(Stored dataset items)
** START **

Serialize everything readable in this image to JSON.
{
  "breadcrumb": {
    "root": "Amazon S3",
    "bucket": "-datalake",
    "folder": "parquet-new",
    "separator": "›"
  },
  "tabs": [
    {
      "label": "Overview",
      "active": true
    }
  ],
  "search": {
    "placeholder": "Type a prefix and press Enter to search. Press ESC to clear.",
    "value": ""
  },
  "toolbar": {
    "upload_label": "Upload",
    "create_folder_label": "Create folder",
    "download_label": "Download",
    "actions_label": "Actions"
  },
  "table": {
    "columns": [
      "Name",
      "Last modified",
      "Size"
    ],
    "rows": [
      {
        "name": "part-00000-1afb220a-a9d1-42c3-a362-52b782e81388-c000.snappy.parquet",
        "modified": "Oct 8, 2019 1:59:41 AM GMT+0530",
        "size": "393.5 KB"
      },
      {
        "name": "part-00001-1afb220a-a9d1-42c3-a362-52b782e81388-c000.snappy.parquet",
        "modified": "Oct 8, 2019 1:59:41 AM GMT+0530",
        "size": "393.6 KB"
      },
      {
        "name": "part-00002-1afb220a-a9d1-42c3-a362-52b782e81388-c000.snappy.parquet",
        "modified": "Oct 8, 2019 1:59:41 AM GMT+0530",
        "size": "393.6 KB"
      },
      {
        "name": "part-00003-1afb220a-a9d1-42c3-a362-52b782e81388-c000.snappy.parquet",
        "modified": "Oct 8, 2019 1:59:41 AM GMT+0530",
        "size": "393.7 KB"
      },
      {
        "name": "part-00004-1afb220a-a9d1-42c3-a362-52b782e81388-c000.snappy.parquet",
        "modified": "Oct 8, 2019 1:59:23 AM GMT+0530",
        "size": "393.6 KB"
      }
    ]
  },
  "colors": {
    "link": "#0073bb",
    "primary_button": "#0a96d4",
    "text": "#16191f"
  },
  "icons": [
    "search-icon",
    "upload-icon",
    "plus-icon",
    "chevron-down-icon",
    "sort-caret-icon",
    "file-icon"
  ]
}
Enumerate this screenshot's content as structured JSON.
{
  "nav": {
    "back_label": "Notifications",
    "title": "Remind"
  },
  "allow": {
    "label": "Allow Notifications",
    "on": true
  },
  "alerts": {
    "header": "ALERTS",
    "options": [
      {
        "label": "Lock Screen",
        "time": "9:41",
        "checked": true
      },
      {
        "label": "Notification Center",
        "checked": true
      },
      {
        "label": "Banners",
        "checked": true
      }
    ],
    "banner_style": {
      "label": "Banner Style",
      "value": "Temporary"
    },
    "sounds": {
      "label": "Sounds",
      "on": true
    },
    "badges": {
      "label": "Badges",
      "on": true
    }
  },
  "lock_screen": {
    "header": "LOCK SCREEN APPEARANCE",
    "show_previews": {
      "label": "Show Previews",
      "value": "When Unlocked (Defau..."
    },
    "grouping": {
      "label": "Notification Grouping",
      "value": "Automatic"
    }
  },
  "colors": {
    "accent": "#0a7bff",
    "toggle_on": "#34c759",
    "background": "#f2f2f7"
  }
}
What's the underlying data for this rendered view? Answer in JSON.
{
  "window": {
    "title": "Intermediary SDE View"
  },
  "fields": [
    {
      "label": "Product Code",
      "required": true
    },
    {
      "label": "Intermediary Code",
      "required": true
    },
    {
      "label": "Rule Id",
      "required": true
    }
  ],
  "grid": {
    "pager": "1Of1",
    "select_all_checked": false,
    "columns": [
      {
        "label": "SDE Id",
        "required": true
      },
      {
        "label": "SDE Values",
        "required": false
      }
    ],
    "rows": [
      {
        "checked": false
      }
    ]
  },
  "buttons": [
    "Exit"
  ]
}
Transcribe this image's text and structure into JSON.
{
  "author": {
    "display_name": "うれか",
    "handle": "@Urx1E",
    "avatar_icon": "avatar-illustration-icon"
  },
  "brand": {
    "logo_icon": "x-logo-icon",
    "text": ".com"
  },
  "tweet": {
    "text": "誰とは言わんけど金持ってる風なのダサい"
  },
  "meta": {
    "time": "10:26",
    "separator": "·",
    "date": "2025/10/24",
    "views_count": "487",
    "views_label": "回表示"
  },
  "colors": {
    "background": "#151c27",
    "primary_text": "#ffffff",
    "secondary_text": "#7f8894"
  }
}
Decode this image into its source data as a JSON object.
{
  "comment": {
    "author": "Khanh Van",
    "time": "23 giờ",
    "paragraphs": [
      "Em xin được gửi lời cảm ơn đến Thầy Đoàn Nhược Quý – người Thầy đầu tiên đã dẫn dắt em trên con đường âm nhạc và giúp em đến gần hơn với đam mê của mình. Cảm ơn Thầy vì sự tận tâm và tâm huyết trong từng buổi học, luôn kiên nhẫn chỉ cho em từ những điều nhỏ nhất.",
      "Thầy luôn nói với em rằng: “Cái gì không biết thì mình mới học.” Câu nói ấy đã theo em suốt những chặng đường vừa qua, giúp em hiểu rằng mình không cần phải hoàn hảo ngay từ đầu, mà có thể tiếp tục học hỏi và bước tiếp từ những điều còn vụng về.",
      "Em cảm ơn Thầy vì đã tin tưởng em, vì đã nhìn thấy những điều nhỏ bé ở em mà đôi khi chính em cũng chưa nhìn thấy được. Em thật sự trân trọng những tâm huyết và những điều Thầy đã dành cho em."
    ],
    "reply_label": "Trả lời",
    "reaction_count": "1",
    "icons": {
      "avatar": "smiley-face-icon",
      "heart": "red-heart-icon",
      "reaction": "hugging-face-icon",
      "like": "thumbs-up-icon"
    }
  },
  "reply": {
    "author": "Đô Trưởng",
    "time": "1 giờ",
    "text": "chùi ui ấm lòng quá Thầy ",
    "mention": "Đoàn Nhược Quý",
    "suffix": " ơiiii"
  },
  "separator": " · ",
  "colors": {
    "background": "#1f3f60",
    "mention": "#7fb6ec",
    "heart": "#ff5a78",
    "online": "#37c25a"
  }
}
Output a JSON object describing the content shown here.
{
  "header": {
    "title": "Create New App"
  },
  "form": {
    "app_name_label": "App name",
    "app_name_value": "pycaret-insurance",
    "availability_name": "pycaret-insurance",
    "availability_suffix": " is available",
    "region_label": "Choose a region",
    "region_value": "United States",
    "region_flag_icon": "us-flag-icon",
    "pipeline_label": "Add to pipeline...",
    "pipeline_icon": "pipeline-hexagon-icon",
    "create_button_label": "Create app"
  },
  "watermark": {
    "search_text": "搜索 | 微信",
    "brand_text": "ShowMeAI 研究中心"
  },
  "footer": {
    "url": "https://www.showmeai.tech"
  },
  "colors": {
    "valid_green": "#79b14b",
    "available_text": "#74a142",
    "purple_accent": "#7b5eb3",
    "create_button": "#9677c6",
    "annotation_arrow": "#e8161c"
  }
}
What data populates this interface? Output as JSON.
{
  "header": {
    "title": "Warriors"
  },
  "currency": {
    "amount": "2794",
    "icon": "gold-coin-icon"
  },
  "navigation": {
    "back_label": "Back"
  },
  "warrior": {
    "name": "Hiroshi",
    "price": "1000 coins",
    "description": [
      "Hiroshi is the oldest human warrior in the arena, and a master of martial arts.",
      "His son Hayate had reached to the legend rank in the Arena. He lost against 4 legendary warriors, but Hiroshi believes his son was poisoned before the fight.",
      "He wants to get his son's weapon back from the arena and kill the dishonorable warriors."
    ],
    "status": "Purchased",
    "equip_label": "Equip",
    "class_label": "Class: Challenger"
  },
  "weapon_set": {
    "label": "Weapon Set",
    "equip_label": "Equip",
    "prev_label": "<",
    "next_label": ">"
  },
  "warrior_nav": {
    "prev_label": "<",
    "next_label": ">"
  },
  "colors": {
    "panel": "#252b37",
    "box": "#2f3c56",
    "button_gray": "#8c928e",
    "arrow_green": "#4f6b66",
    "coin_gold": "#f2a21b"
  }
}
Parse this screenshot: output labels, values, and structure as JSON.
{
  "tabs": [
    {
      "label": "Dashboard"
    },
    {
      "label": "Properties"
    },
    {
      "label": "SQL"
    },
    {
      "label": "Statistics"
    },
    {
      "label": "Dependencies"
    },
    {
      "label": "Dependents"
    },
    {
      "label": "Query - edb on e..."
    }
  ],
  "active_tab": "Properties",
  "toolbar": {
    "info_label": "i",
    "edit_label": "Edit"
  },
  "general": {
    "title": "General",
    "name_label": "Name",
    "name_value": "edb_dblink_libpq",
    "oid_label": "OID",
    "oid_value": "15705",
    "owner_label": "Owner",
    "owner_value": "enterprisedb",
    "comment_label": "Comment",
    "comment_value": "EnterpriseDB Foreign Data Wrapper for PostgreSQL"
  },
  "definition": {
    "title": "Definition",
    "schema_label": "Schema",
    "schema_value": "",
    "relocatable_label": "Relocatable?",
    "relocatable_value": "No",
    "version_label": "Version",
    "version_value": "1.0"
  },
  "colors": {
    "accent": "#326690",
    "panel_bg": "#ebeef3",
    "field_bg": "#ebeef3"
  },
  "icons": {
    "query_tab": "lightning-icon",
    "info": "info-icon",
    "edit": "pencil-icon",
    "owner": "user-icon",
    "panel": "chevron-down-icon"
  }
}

** END **

Gather each line that holds "Đoàn".

▶ _The reply_:
      "Em xin được gửi lời cảm ơn đến Thầy Đoàn Nhược Quý – người Thầy đầu tiên đã dẫn dắt em trên con đường âm nhạc và giúp em đến gần hơn với đam mê của mình. Cảm ơn Thầy vì sự tận tâm và tâm huyết trong từng buổi học, luôn kiên nhẫn chỉ cho em từ những điều nhỏ nhất.",
    "mention": "Đoàn Nhược Quý",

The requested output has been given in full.